WRITTEN EXERCISE ▸
For each line below that includes the word "Kashmiri", make a copy.
>> BEGIN
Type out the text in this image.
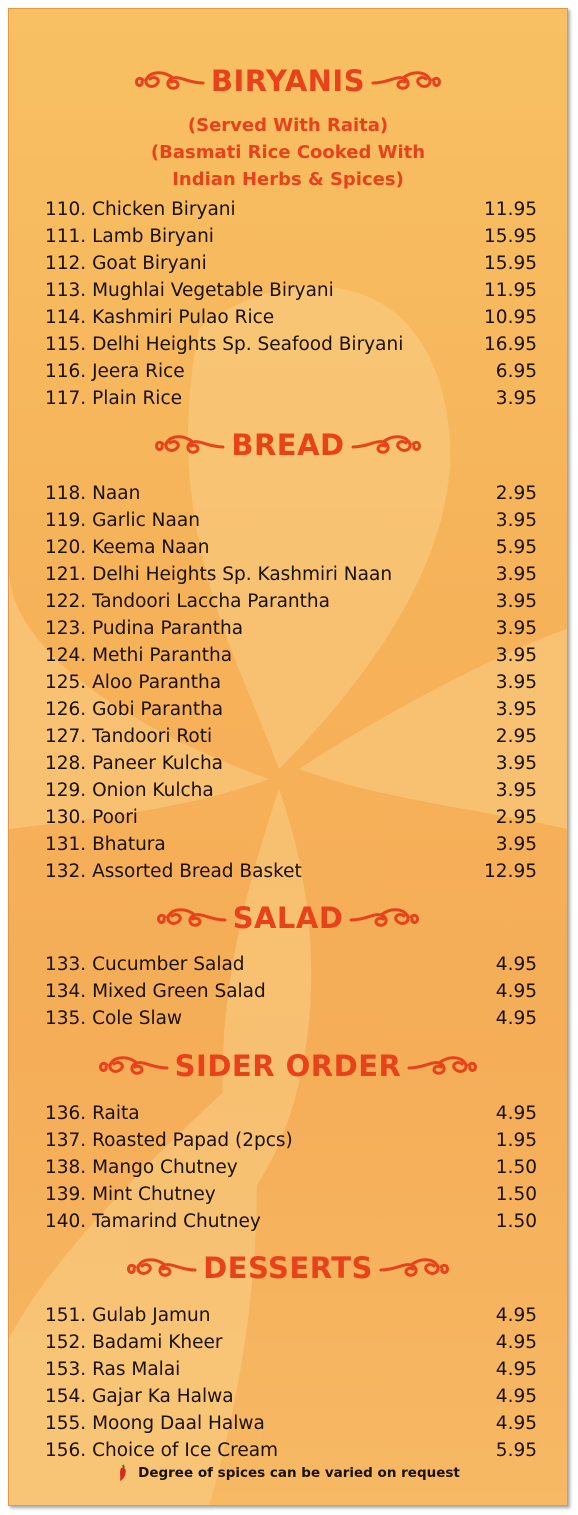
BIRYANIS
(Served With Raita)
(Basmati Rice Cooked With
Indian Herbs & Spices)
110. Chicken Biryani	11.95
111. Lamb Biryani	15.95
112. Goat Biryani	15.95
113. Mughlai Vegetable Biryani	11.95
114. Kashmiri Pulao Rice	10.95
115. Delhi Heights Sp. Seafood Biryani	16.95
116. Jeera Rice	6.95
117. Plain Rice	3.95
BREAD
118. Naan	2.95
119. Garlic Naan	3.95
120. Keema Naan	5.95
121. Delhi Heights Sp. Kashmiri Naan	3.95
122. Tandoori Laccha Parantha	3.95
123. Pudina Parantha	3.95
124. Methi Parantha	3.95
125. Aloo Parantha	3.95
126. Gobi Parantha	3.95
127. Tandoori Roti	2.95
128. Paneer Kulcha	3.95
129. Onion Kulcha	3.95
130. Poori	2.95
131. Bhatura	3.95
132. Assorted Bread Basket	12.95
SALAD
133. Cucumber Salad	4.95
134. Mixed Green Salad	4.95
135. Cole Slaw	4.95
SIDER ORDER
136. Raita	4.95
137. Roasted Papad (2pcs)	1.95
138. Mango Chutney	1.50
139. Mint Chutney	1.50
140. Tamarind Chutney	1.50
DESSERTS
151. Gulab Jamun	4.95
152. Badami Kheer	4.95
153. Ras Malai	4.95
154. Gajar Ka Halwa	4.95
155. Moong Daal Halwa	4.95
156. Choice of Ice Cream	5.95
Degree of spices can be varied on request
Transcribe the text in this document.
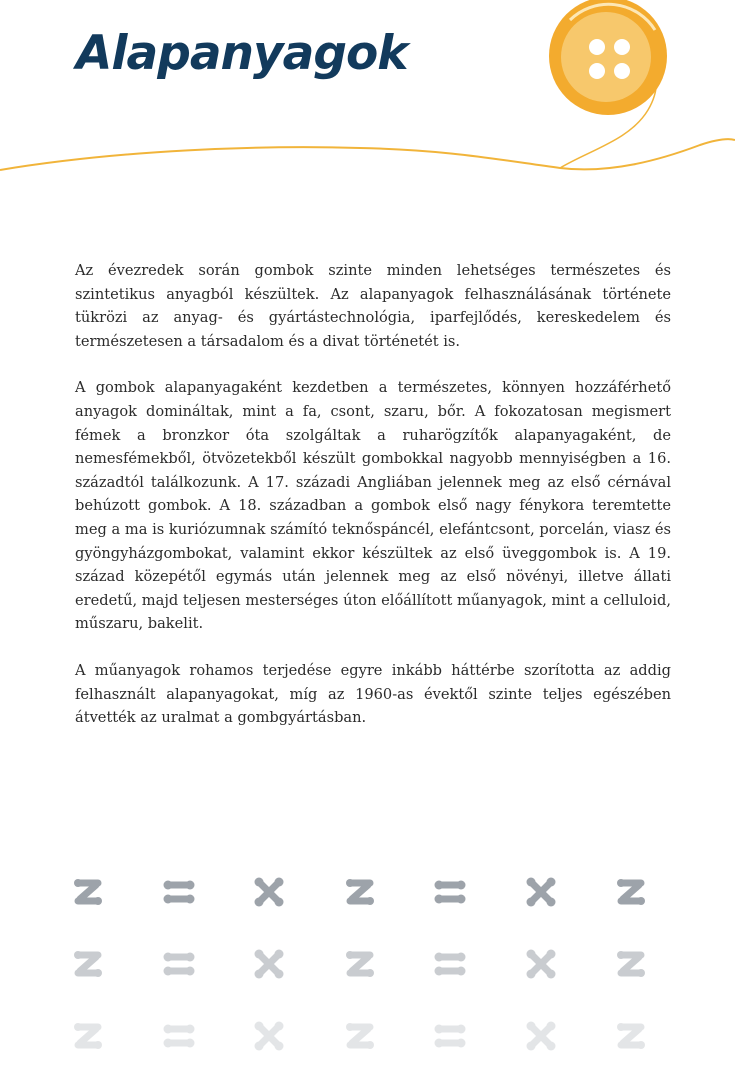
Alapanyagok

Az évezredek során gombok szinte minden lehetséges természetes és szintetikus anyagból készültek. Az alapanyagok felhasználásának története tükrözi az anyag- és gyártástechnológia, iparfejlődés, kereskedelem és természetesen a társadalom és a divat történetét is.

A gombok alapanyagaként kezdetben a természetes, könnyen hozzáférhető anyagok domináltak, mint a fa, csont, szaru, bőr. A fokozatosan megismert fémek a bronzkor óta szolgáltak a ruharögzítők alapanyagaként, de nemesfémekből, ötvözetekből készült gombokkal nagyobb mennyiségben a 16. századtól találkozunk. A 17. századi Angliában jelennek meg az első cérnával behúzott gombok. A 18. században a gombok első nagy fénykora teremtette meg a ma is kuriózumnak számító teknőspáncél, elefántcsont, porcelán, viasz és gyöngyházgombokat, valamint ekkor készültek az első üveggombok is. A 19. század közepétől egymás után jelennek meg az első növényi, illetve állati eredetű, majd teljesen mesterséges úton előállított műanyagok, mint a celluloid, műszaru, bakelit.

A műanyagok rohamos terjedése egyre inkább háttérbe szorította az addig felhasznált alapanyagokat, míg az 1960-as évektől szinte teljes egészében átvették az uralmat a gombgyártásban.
>> END
>> BEGIN
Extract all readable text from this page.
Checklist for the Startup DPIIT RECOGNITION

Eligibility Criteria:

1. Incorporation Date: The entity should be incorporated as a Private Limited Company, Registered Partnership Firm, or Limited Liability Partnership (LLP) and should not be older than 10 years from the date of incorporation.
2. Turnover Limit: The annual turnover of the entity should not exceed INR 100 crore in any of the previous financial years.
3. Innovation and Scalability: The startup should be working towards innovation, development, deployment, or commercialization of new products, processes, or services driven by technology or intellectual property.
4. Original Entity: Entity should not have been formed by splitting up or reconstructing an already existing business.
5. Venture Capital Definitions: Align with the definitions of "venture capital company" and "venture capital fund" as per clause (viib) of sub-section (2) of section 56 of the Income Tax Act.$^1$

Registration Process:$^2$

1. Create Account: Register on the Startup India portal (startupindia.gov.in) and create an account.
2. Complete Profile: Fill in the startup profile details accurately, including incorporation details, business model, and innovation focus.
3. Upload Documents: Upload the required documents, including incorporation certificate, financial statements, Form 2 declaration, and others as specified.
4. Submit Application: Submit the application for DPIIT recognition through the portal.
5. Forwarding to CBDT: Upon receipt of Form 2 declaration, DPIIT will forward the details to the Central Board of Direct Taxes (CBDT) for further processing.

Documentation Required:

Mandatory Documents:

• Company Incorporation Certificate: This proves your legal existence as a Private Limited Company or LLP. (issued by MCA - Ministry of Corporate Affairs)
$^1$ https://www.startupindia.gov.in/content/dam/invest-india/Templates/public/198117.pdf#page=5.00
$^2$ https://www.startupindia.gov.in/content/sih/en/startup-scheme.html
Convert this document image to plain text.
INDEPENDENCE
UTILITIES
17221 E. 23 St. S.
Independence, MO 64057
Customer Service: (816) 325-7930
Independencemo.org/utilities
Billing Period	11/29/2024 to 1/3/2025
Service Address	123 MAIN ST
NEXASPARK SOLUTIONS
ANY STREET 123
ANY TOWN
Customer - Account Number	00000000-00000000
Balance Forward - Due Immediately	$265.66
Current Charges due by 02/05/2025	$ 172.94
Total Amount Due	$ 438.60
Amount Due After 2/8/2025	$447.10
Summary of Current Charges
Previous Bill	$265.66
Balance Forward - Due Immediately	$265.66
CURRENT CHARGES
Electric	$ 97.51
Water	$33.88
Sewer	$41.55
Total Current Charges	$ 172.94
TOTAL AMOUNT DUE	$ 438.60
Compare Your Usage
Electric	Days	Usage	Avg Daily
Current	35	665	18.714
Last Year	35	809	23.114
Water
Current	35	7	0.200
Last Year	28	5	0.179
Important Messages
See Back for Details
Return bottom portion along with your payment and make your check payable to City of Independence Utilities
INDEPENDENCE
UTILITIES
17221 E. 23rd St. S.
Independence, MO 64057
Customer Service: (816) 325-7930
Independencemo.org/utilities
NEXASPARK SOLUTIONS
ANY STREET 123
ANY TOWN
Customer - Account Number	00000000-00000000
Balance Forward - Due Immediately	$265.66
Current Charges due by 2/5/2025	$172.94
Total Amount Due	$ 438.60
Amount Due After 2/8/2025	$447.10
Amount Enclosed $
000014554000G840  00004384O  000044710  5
>> END
>> BEGIN
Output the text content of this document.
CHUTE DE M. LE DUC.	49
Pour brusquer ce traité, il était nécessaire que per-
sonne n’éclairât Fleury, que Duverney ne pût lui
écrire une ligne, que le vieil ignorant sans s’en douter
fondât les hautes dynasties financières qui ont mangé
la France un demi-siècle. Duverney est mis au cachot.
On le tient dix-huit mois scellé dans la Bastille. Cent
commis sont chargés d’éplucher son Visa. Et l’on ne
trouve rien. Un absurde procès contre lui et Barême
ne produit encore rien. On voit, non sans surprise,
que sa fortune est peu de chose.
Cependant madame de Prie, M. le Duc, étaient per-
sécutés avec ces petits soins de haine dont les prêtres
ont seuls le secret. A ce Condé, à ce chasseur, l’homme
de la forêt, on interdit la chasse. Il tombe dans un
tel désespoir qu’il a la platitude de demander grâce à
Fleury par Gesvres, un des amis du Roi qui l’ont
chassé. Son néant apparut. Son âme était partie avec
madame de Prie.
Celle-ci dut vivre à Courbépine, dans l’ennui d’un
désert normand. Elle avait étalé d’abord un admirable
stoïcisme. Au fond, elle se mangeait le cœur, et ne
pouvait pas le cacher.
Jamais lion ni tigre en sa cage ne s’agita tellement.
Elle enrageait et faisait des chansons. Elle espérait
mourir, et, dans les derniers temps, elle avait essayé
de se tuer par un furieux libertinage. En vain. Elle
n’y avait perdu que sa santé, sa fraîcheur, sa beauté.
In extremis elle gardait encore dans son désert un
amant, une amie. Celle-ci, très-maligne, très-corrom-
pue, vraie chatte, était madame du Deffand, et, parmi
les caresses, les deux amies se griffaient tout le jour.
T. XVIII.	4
>> END
COMPLETE OUTPUT ▸
114. Kashmiri Pulao Rice	10.95
121. Delhi Heights Sp. Kashmiri Naan	3.95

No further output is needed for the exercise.